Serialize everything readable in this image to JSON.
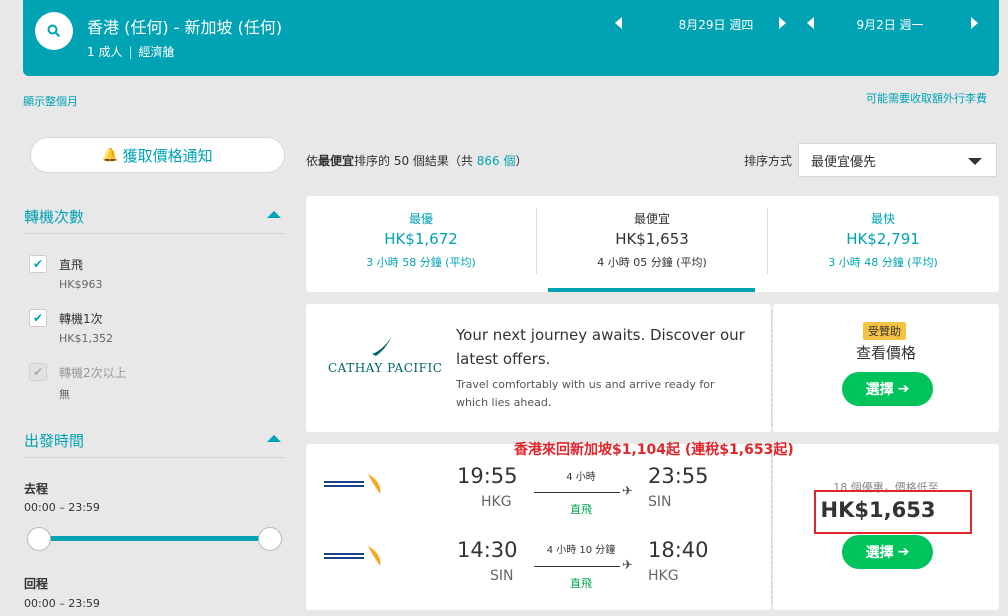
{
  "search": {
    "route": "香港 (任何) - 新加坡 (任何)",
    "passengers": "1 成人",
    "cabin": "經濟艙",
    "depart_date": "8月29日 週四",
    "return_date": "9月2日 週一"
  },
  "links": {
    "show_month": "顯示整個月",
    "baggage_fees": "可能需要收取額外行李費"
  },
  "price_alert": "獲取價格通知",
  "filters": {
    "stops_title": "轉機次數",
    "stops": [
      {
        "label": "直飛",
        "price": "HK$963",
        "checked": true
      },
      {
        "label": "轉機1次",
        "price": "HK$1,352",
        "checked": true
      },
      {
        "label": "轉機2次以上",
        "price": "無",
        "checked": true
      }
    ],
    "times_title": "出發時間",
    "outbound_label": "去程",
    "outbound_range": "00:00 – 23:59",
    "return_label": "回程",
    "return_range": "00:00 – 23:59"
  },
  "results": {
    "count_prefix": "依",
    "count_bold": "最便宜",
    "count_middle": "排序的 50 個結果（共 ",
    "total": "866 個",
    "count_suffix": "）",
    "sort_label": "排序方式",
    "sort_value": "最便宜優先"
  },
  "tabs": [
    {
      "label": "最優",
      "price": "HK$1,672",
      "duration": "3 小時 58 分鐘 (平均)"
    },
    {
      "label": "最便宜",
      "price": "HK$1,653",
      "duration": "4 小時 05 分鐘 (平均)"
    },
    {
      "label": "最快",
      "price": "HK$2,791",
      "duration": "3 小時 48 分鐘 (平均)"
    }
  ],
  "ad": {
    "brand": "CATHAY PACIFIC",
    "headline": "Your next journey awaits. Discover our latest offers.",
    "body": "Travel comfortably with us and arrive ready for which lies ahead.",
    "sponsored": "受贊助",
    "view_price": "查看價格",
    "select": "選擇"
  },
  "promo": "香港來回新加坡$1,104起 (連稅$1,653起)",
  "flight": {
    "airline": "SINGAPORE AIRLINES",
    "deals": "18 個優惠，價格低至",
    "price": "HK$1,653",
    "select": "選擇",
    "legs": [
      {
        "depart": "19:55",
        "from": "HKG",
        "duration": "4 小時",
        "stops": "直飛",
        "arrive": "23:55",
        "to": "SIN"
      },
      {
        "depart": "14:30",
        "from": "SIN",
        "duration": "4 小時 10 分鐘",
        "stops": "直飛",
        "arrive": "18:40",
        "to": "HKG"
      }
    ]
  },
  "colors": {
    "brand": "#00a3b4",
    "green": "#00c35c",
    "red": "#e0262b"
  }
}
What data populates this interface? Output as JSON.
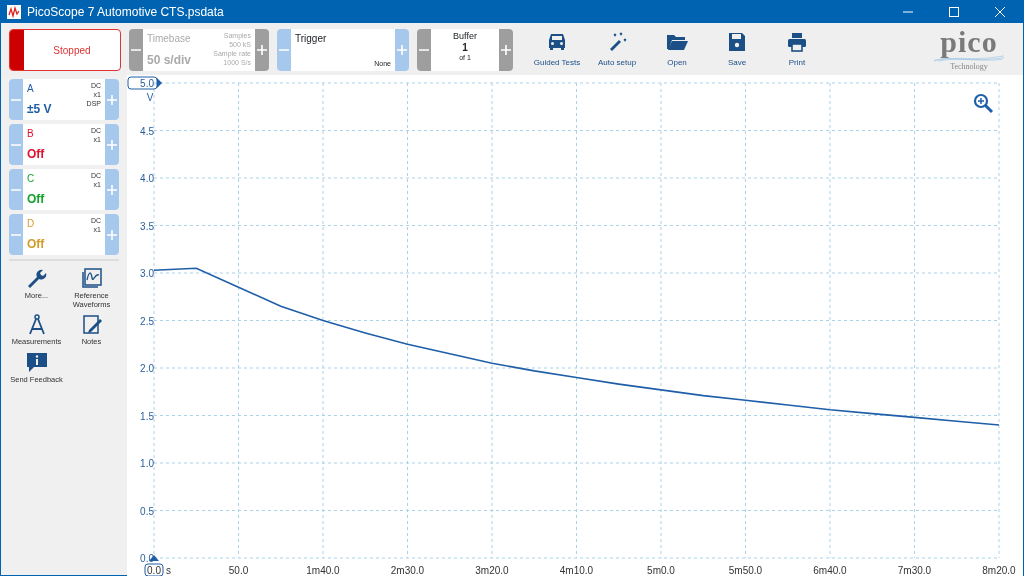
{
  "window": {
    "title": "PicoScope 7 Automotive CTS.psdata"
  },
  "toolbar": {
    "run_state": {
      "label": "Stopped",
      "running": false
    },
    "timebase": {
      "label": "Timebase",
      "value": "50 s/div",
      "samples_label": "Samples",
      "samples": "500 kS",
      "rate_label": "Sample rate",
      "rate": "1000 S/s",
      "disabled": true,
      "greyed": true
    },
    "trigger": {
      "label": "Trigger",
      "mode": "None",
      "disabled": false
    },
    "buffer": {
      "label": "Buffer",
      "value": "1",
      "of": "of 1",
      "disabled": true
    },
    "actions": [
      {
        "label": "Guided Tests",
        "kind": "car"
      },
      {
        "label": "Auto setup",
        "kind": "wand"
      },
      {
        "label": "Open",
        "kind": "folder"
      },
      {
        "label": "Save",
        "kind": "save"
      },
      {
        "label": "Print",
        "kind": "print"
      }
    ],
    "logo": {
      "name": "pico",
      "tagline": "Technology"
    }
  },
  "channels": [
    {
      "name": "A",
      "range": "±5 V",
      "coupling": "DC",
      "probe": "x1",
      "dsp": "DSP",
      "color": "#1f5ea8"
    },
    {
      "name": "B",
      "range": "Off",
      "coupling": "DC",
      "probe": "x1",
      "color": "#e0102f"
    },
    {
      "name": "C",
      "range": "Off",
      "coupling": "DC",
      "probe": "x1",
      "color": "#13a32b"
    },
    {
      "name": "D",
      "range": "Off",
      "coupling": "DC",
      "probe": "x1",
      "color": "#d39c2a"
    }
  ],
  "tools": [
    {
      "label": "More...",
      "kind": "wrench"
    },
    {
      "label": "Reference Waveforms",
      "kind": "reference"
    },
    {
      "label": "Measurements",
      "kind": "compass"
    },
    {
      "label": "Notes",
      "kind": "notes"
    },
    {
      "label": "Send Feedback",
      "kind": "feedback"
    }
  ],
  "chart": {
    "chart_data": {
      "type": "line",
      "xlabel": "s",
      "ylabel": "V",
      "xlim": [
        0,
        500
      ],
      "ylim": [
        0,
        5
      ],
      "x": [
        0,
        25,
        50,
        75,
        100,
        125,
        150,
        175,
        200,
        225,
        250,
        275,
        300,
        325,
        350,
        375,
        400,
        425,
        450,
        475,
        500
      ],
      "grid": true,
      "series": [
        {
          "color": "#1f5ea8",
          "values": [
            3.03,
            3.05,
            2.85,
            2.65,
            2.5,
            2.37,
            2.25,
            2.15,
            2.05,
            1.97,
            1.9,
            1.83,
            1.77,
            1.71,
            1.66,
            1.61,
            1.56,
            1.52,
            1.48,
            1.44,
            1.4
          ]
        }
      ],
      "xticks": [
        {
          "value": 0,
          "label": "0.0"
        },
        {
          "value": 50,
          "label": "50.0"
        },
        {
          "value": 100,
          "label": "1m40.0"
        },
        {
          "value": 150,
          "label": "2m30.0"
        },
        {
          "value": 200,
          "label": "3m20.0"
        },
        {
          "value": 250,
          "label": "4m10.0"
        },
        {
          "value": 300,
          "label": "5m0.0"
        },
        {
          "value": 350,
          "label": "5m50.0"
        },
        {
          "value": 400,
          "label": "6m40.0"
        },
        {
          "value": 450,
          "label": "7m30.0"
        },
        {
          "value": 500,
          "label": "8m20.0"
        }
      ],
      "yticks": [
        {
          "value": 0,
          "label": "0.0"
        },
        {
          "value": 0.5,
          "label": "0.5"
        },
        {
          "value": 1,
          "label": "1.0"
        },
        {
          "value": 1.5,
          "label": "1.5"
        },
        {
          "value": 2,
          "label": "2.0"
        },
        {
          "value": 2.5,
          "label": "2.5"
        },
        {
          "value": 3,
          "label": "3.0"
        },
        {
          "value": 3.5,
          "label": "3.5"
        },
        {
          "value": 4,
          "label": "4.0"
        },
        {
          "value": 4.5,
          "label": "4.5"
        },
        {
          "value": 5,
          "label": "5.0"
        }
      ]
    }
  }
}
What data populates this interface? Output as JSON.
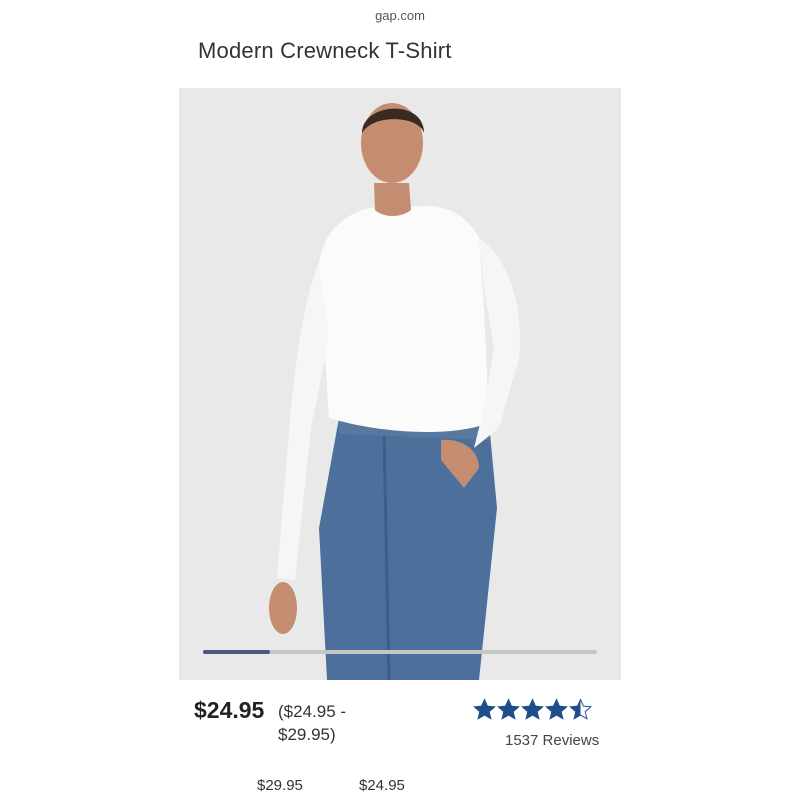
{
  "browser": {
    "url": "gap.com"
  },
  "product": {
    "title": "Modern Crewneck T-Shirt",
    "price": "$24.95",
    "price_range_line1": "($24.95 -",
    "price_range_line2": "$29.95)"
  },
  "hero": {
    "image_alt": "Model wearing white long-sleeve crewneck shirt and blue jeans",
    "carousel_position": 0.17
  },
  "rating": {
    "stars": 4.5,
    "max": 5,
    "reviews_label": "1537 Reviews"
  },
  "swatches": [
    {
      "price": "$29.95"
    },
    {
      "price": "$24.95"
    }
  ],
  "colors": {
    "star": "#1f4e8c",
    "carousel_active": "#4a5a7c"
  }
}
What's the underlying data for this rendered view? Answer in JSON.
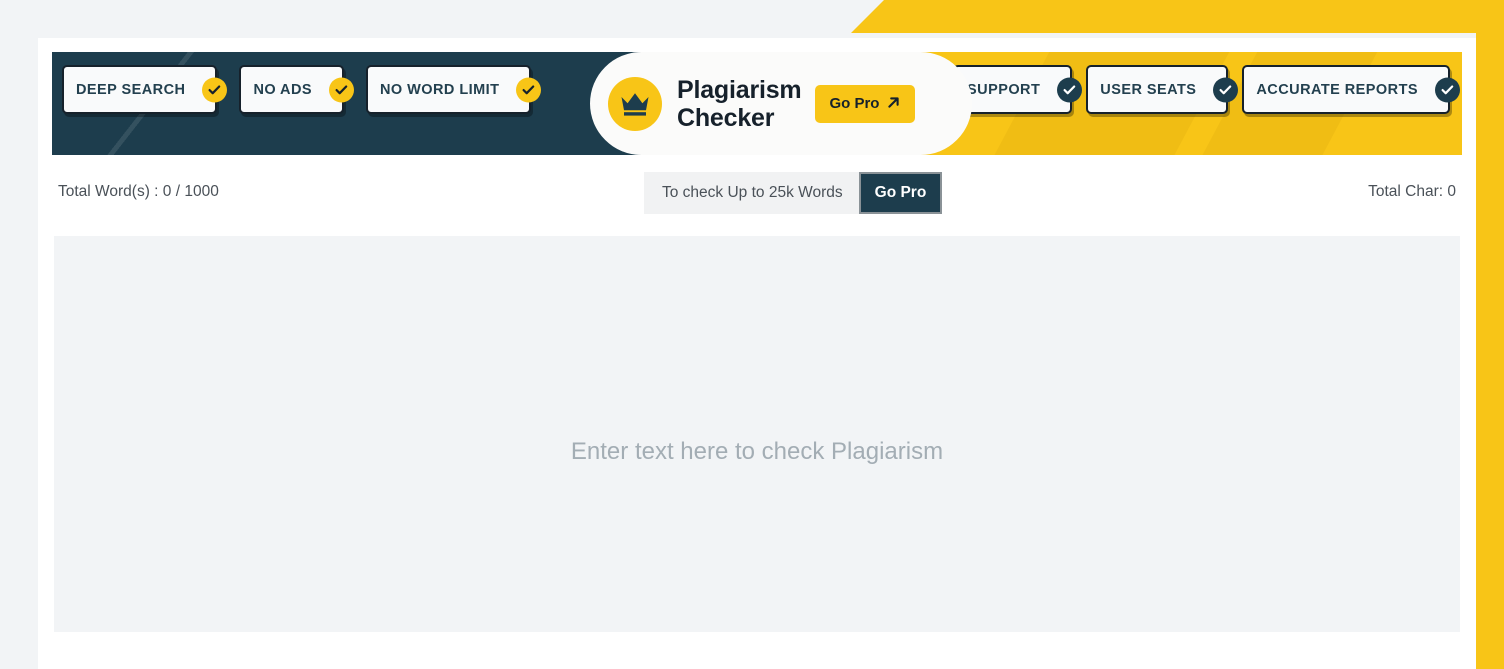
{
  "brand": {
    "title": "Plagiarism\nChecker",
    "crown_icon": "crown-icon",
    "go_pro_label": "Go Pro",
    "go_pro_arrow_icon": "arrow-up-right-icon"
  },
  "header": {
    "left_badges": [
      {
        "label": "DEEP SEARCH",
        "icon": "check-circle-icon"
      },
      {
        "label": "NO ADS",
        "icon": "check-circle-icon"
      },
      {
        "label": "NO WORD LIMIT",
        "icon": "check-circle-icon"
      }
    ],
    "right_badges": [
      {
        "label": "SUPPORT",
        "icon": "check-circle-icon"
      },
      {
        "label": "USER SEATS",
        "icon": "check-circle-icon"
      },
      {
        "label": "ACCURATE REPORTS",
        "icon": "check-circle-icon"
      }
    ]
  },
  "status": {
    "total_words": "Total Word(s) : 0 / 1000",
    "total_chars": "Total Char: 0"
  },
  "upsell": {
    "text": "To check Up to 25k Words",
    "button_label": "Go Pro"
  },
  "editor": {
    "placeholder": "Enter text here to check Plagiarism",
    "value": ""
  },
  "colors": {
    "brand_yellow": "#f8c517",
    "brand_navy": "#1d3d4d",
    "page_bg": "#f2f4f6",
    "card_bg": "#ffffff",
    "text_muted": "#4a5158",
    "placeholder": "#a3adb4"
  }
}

What the task requires
What is the number of lines above that hold the string "true"? Answer with that number alone.

Answer for this exercise
7